Spatial annotation records
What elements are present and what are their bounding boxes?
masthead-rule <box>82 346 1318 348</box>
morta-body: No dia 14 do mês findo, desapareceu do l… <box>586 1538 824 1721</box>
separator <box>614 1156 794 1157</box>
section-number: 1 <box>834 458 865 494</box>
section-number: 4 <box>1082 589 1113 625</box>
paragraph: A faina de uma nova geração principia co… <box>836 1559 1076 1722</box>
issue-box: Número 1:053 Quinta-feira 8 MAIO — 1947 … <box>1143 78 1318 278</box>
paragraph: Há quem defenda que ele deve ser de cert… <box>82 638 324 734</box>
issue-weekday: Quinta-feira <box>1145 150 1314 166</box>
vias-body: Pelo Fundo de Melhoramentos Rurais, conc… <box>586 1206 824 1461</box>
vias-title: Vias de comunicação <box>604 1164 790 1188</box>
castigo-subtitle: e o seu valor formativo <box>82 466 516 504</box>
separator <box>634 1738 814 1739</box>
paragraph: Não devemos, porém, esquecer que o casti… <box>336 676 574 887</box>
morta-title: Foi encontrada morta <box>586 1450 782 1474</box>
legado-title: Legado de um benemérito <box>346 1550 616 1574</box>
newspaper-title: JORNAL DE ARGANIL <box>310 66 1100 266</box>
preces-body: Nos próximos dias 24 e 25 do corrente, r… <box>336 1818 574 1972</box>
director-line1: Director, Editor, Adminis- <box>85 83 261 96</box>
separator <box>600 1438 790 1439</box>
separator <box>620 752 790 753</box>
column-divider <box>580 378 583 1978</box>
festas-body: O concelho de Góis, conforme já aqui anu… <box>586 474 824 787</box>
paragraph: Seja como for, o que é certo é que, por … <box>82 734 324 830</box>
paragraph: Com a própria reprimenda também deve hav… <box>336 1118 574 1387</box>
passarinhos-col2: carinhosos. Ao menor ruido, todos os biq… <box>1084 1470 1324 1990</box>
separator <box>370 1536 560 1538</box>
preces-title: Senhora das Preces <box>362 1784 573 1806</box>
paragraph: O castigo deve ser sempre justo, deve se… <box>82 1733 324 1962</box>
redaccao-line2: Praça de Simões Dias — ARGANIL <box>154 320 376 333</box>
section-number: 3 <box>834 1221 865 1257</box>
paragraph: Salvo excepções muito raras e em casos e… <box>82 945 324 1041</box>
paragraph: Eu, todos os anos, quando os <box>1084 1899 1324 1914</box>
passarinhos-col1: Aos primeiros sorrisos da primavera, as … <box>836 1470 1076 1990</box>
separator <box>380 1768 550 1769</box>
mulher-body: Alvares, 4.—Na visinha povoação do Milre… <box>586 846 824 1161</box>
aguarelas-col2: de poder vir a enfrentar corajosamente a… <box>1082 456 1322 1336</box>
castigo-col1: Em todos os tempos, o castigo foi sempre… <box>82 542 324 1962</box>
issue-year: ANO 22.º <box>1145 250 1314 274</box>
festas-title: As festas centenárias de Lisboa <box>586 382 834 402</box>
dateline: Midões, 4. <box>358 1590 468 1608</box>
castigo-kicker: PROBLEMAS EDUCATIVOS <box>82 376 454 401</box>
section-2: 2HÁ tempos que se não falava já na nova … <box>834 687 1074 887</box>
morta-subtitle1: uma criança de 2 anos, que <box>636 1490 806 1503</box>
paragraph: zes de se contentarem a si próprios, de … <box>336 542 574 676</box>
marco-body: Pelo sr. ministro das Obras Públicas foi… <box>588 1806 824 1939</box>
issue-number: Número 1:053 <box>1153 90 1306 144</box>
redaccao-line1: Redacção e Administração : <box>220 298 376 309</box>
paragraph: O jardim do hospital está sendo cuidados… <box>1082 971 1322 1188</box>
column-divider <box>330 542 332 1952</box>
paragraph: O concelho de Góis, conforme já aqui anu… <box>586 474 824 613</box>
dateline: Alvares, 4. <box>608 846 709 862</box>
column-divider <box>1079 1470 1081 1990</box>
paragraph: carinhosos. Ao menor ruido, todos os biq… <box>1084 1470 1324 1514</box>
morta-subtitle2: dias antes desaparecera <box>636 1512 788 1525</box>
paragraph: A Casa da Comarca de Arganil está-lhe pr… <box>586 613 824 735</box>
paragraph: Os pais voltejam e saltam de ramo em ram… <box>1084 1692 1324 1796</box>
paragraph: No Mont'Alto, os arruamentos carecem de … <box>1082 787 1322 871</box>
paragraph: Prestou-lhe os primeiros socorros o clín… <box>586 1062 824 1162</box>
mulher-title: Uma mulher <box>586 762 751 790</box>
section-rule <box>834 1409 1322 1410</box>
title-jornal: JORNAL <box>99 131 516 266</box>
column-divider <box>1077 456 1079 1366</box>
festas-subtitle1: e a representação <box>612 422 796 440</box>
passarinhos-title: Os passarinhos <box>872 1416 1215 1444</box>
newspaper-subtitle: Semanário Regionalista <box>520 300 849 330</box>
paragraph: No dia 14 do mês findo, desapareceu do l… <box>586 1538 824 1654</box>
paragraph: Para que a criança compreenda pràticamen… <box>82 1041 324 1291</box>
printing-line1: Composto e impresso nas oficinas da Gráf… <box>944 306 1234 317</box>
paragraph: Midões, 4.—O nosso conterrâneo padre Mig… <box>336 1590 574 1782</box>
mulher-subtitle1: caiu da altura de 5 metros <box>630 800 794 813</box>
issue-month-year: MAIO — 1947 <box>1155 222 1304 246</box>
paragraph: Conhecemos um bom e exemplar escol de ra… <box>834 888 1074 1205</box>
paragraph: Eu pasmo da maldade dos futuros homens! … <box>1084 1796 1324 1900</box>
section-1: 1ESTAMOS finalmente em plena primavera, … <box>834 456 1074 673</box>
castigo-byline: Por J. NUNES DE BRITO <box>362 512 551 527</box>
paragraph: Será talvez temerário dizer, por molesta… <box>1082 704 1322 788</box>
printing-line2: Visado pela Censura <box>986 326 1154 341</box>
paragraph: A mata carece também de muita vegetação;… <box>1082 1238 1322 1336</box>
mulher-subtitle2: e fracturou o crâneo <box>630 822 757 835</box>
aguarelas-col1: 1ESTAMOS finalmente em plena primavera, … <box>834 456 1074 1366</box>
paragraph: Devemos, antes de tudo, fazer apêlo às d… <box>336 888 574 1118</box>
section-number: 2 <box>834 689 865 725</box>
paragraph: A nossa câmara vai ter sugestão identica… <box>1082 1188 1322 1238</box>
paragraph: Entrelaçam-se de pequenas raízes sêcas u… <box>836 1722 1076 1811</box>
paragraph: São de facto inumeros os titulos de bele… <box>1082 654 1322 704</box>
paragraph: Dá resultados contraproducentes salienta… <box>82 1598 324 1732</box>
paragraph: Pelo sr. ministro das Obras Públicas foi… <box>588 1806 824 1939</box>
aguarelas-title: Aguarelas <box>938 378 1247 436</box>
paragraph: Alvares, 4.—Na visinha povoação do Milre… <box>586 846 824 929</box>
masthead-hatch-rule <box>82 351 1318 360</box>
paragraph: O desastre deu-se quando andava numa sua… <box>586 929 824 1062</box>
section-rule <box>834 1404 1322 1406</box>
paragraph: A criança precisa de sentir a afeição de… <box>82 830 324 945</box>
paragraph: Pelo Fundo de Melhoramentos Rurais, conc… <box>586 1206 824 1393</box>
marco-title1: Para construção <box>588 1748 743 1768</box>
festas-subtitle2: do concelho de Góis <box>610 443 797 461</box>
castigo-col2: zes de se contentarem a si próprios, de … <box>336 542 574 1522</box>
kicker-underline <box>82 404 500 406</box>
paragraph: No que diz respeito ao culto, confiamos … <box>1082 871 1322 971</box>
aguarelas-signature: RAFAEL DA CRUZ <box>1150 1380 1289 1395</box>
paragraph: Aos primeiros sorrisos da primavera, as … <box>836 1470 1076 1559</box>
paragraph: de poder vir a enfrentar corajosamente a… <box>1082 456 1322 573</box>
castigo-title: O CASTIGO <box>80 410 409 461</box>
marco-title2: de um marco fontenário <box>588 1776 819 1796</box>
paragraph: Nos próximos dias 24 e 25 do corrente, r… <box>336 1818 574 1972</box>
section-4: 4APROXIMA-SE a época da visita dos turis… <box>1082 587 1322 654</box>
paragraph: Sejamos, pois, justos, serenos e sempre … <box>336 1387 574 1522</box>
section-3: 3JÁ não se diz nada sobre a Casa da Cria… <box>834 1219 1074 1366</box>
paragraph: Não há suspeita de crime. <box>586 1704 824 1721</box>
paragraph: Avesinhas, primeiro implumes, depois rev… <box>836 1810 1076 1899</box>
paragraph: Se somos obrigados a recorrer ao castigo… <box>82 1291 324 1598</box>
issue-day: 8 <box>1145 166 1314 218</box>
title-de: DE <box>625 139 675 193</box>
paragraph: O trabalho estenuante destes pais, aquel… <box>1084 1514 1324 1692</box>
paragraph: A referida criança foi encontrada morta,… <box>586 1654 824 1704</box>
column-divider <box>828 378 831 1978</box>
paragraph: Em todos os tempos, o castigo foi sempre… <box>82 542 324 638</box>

Your task: Reproduce the records above word for word, from the first line through the line containing "paragraph: O castigo", including that line.

Task output:
What elements are present and what are their bounding boxes?
masthead-rule <box>82 346 1318 348</box>
morta-body: No dia 14 do mês findo, desapareceu do l… <box>586 1538 824 1721</box>
separator <box>614 1156 794 1157</box>
section-number: 1 <box>834 458 865 494</box>
section-number: 4 <box>1082 589 1113 625</box>
paragraph: A faina de uma nova geração principia co… <box>836 1559 1076 1722</box>
issue-box: Número 1:053 Quinta-feira 8 MAIO — 1947 … <box>1143 78 1318 278</box>
paragraph: Há quem defenda que ele deve ser de cert… <box>82 638 324 734</box>
issue-weekday: Quinta-feira <box>1145 150 1314 166</box>
vias-body: Pelo Fundo de Melhoramentos Rurais, conc… <box>586 1206 824 1461</box>
vias-title: Vias de comunicação <box>604 1164 790 1188</box>
castigo-subtitle: e o seu valor formativo <box>82 466 516 504</box>
separator <box>634 1738 814 1739</box>
paragraph: Não devemos, porém, esquecer que o casti… <box>336 676 574 887</box>
morta-title: Foi encontrada morta <box>586 1450 782 1474</box>
legado-title: Legado de um benemérito <box>346 1550 616 1574</box>
newspaper-title: JORNAL DE ARGANIL <box>310 66 1100 266</box>
preces-body: Nos próximos dias 24 e 25 do corrente, r… <box>336 1818 574 1972</box>
director-line1: Director, Editor, Adminis- <box>85 83 261 96</box>
separator <box>600 1438 790 1439</box>
separator <box>620 752 790 753</box>
column-divider <box>580 378 583 1978</box>
festas-body: O concelho de Góis, conforme já aqui anu… <box>586 474 824 787</box>
paragraph: Seja como for, o que é certo é que, por … <box>82 734 324 830</box>
paragraph: Com a própria reprimenda também deve hav… <box>336 1118 574 1387</box>
passarinhos-col2: carinhosos. Ao menor ruido, todos os biq… <box>1084 1470 1324 1990</box>
separator <box>370 1536 560 1538</box>
preces-title: Senhora das Preces <box>362 1784 573 1806</box>
paragraph: O castigo deve ser sempre justo, deve se… <box>82 1733 324 1962</box>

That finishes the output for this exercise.